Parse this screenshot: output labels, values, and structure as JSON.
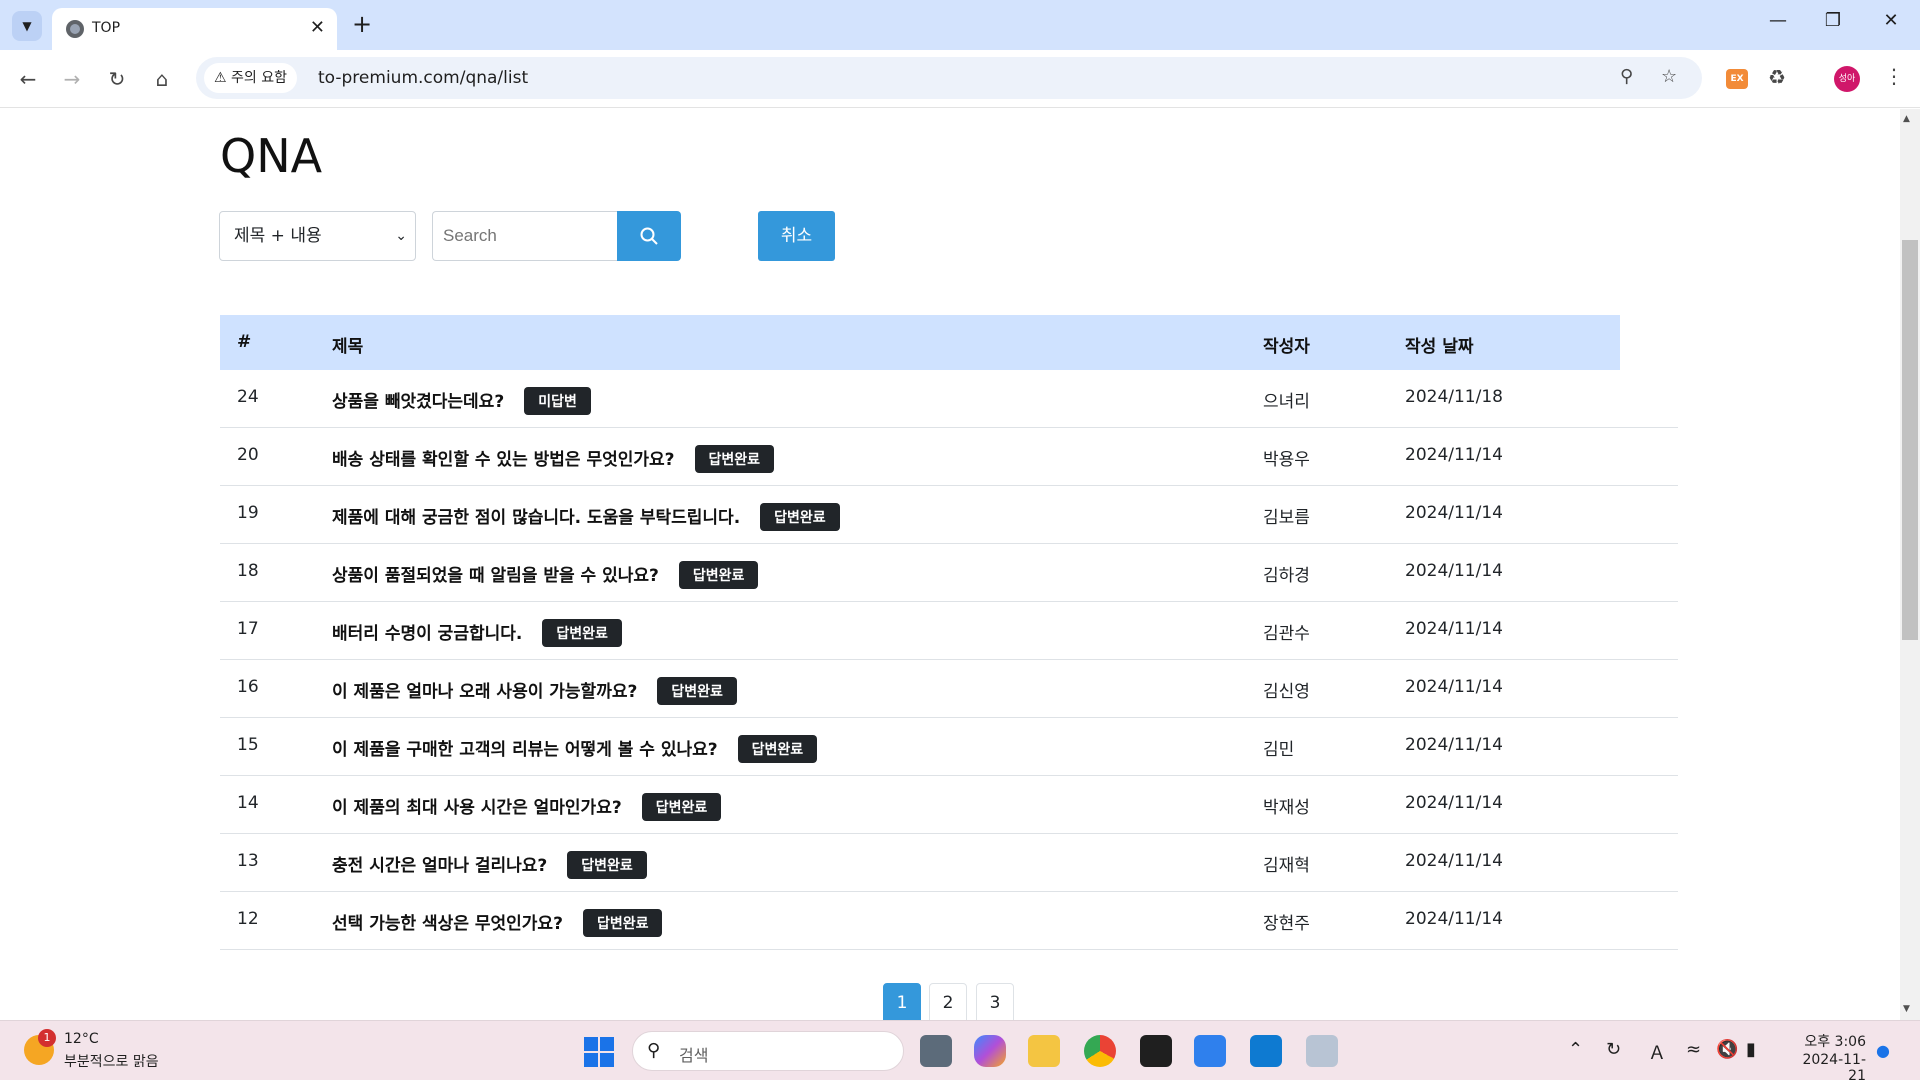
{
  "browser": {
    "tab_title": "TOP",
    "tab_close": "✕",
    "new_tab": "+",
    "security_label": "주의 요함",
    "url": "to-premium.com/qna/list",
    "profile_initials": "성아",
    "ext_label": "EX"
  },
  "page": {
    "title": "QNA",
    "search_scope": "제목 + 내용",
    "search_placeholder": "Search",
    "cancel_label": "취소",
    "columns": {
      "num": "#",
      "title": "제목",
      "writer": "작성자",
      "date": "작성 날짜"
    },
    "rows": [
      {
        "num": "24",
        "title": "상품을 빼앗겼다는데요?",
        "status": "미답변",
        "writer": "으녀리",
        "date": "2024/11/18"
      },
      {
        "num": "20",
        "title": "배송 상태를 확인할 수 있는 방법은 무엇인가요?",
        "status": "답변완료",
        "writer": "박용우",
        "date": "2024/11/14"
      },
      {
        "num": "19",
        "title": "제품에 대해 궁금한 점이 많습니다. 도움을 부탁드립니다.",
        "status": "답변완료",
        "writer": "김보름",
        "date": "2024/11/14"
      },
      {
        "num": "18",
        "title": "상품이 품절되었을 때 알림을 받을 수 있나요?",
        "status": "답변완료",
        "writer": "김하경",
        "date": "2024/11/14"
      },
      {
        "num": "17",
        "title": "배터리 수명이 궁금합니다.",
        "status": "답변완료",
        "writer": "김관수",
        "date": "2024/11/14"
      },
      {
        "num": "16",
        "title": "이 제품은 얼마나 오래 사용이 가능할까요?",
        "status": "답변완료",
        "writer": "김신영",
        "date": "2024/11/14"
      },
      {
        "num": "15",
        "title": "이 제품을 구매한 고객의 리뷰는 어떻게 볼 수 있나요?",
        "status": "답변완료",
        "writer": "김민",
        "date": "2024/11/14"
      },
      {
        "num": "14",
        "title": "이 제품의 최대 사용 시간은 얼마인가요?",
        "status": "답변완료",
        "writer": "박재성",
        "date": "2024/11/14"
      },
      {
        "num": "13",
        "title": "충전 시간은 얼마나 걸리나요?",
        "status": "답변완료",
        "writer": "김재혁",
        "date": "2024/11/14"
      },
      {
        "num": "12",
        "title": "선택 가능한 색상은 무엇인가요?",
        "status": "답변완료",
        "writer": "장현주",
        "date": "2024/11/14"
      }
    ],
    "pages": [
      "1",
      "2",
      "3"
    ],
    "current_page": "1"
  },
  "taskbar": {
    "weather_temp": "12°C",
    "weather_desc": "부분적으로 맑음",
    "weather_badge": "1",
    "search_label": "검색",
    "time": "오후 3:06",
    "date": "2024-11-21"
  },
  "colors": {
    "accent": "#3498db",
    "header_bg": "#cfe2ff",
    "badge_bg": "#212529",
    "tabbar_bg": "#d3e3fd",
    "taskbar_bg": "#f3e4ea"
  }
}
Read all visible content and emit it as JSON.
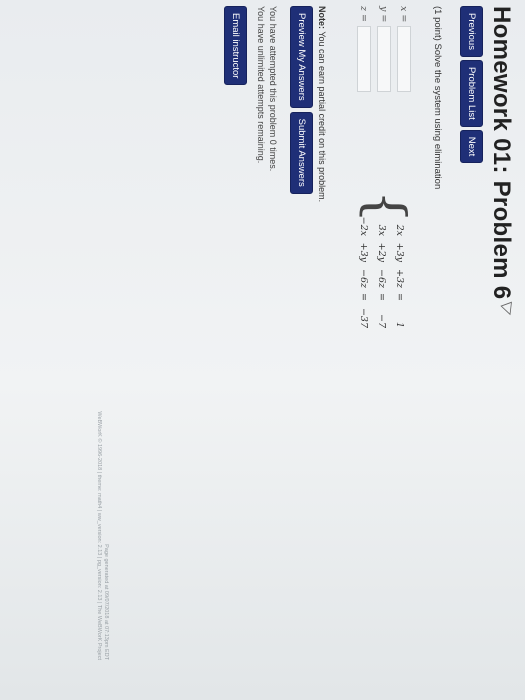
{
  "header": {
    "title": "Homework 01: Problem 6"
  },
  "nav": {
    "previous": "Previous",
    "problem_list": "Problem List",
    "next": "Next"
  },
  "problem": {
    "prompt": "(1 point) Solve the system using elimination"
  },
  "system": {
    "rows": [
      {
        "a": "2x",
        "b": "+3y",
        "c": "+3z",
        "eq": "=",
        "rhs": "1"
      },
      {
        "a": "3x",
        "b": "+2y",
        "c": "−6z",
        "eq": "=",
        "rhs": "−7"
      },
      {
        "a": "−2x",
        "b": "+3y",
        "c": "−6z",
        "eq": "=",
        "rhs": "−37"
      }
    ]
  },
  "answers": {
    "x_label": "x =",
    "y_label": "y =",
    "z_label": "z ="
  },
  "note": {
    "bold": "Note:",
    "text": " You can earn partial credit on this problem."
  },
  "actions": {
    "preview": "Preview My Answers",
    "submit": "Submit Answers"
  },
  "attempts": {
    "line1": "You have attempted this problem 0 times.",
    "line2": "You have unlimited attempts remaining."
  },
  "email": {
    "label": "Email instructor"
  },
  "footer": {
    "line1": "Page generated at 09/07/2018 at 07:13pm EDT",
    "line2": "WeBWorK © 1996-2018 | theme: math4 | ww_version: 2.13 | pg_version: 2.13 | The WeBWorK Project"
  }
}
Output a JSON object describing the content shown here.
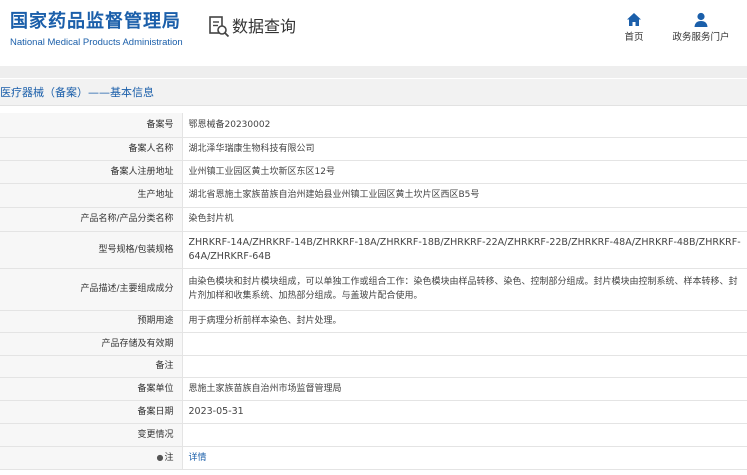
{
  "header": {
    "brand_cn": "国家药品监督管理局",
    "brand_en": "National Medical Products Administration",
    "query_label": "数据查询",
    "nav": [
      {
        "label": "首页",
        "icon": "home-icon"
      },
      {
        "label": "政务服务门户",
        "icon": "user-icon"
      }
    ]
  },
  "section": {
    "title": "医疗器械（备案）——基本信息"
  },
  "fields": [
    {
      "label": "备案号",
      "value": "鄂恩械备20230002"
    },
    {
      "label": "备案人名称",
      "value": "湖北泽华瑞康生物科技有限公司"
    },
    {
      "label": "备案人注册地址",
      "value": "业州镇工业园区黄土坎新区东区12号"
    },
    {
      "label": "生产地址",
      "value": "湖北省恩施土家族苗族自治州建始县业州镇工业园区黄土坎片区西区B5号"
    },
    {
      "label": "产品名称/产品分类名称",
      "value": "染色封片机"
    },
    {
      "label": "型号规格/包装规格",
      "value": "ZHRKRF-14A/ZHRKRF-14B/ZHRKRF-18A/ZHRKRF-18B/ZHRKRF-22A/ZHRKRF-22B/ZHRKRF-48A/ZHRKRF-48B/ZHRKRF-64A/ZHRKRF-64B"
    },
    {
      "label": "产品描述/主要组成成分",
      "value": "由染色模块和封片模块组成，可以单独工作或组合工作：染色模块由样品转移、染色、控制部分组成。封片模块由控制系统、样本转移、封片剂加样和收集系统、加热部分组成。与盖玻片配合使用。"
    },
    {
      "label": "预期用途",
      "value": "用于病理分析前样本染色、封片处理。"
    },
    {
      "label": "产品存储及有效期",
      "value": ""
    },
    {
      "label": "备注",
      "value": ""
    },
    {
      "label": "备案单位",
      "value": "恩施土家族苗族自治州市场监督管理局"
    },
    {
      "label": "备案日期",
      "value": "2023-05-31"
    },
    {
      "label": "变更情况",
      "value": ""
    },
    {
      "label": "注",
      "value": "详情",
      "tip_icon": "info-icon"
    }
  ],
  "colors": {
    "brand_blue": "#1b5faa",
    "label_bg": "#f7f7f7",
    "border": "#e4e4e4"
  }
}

=-=-=-=-=

● Task prompt
Reproduce the data above in full, exactly as it is, with the pictures left out.

● Written response
Parse this screenshot: output labels, values, and structure as JSON.
{
  "browser": {
    "tab_title": "TOP",
    "tab_close": "✕",
    "new_tab": "+",
    "security_label": "주의 요함",
    "url": "to-premium.com/qna/list",
    "profile_initials": "성아",
    "ext_label": "EX"
  },
  "page": {
    "title": "QNA",
    "search_scope": "제목 + 내용",
    "search_placeholder": "Search",
    "cancel_label": "취소",
    "columns": {
      "num": "#",
      "title": "제목",
      "writer": "작성자",
      "date": "작성 날짜"
    },
    "rows": [
      {
        "num": "24",
        "title": "상품을 빼앗겼다는데요?",
        "status": "미답변",
        "writer": "으녀리",
        "date": "2024/11/18"
      },
      {
        "num": "20",
        "title": "배송 상태를 확인할 수 있는 방법은 무엇인가요?",
        "status": "답변완료",
        "writer": "박용우",
        "date": "2024/11/14"
      },
      {
        "num": "19",
        "title": "제품에 대해 궁금한 점이 많습니다. 도움을 부탁드립니다.",
        "status": "답변완료",
        "writer": "김보름",
        "date": "2024/11/14"
      },
      {
        "num": "18",
        "title": "상품이 품절되었을 때 알림을 받을 수 있나요?",
        "status": "답변완료",
        "writer": "김하경",
        "date": "2024/11/14"
      },
      {
        "num": "17",
        "title": "배터리 수명이 궁금합니다.",
        "status": "답변완료",
        "writer": "김관수",
        "date": "2024/11/14"
      },
      {
        "num": "16",
        "title": "이 제품은 얼마나 오래 사용이 가능할까요?",
        "status": "답변완료",
        "writer": "김신영",
        "date": "2024/11/14"
      },
      {
        "num": "15",
        "title": "이 제품을 구매한 고객의 리뷰는 어떻게 볼 수 있나요?",
        "status": "답변완료",
        "writer": "김민",
        "date": "2024/11/14"
      },
      {
        "num": "14",
        "title": "이 제품의 최대 사용 시간은 얼마인가요?",
        "status": "답변완료",
        "writer": "박재성",
        "date": "2024/11/14"
      },
      {
        "num": "13",
        "title": "충전 시간은 얼마나 걸리나요?",
        "status": "답변완료",
        "writer": "김재혁",
        "date": "2024/11/14"
      },
      {
        "num": "12",
        "title": "선택 가능한 색상은 무엇인가요?",
        "status": "답변완료",
        "writer": "장현주",
        "date": "2024/11/14"
      }
    ],
    "pages": [
      "1",
      "2",
      "3"
    ],
    "current_page": "1"
  },
  "taskbar": {
    "weather_temp": "12°C",
    "weather_desc": "부분적으로 맑음",
    "weather_badge": "1",
    "search_label": "검색",
    "time": "오후 3:06",
    "date": "2024-11-21"
  },
  "colors": {
    "accent": "#3498db",
    "header_bg": "#cfe2ff",
    "badge_bg": "#212529",
    "tabbar_bg": "#d3e3fd",
    "taskbar_bg": "#f3e4ea"
  }
}
Read all visible content and emit it as JSON.
{
  "header": {
    "title": "Homework 01: Problem 6"
  },
  "nav": {
    "previous": "Previous",
    "problem_list": "Problem List",
    "next": "Next"
  },
  "problem": {
    "prompt": "(1 point) Solve the system using elimination"
  },
  "system": {
    "rows": [
      {
        "a": "2x",
        "b": "+3y",
        "c": "+3z",
        "eq": "=",
        "rhs": "1"
      },
      {
        "a": "3x",
        "b": "+2y",
        "c": "−6z",
        "eq": "=",
        "rhs": "−7"
      },
      {
        "a": "−2x",
        "b": "+3y",
        "c": "−6z",
        "eq": "=",
        "rhs": "−37"
      }
    ]
  },
  "answers": {
    "x_label": "x =",
    "y_label": "y =",
    "z_label": "z ="
  },
  "note": {
    "bold": "Note:",
    "text": " You can earn partial credit on this problem."
  },
  "actions": {
    "preview": "Preview My Answers",
    "submit": "Submit Answers"
  },
  "attempts": {
    "line1": "You have attempted this problem 0 times.",
    "line2": "You have unlimited attempts remaining."
  },
  "email": {
    "label": "Email instructor"
  },
  "footer": {
    "line1": "Page generated at 09/07/2018 at 07:13pm EDT",
    "line2": "WeBWorK © 1996-2018 | theme: math4 | ww_version: 2.13 | pg_version: 2.13 | The WeBWorK Project"
  }
}
Output a JSON object describing the content shown here.
{
  "header": {
    "brand_cn": "国家药品监督管理局",
    "brand_en": "National Medical Products Administration",
    "query_label": "数据查询",
    "nav": [
      {
        "label": "首页",
        "icon": "home-icon"
      },
      {
        "label": "政务服务门户",
        "icon": "user-icon"
      }
    ]
  },
  "section": {
    "title": "医疗器械（备案）——基本信息"
  },
  "fields": [
    {
      "label": "备案号",
      "value": "鄂恩械备20230002"
    },
    {
      "label": "备案人名称",
      "value": "湖北泽华瑞康生物科技有限公司"
    },
    {
      "label": "备案人注册地址",
      "value": "业州镇工业园区黄土坎新区东区12号"
    },
    {
      "label": "生产地址",
      "value": "湖北省恩施土家族苗族自治州建始县业州镇工业园区黄土坎片区西区B5号"
    },
    {
      "label": "产品名称/产品分类名称",
      "value": "染色封片机"
    },
    {
      "label": "型号规格/包装规格",
      "value": "ZHRKRF-14A/ZHRKRF-14B/ZHRKRF-18A/ZHRKRF-18B/ZHRKRF-22A/ZHRKRF-22B/ZHRKRF-48A/ZHRKRF-48B/ZHRKRF-64A/ZHRKRF-64B"
    },
    {
      "label": "产品描述/主要组成成分",
      "value": "由染色模块和封片模块组成，可以单独工作或组合工作：染色模块由样品转移、染色、控制部分组成。封片模块由控制系统、样本转移、封片剂加样和收集系统、加热部分组成。与盖玻片配合使用。"
    },
    {
      "label": "预期用途",
      "value": "用于病理分析前样本染色、封片处理。"
    },
    {
      "label": "产品存储及有效期",
      "value": ""
    },
    {
      "label": "备注",
      "value": ""
    },
    {
      "label": "备案单位",
      "value": "恩施土家族苗族自治州市场监督管理局"
    },
    {
      "label": "备案日期",
      "value": "2023-05-31"
    },
    {
      "label": "变更情况",
      "value": ""
    },
    {
      "label": "注",
      "value": "详情",
      "tip_icon": "info-icon"
    }
  ],
  "colors": {
    "brand_blue": "#1b5faa",
    "label_bg": "#f7f7f7",
    "border": "#e4e4e4"
  }
}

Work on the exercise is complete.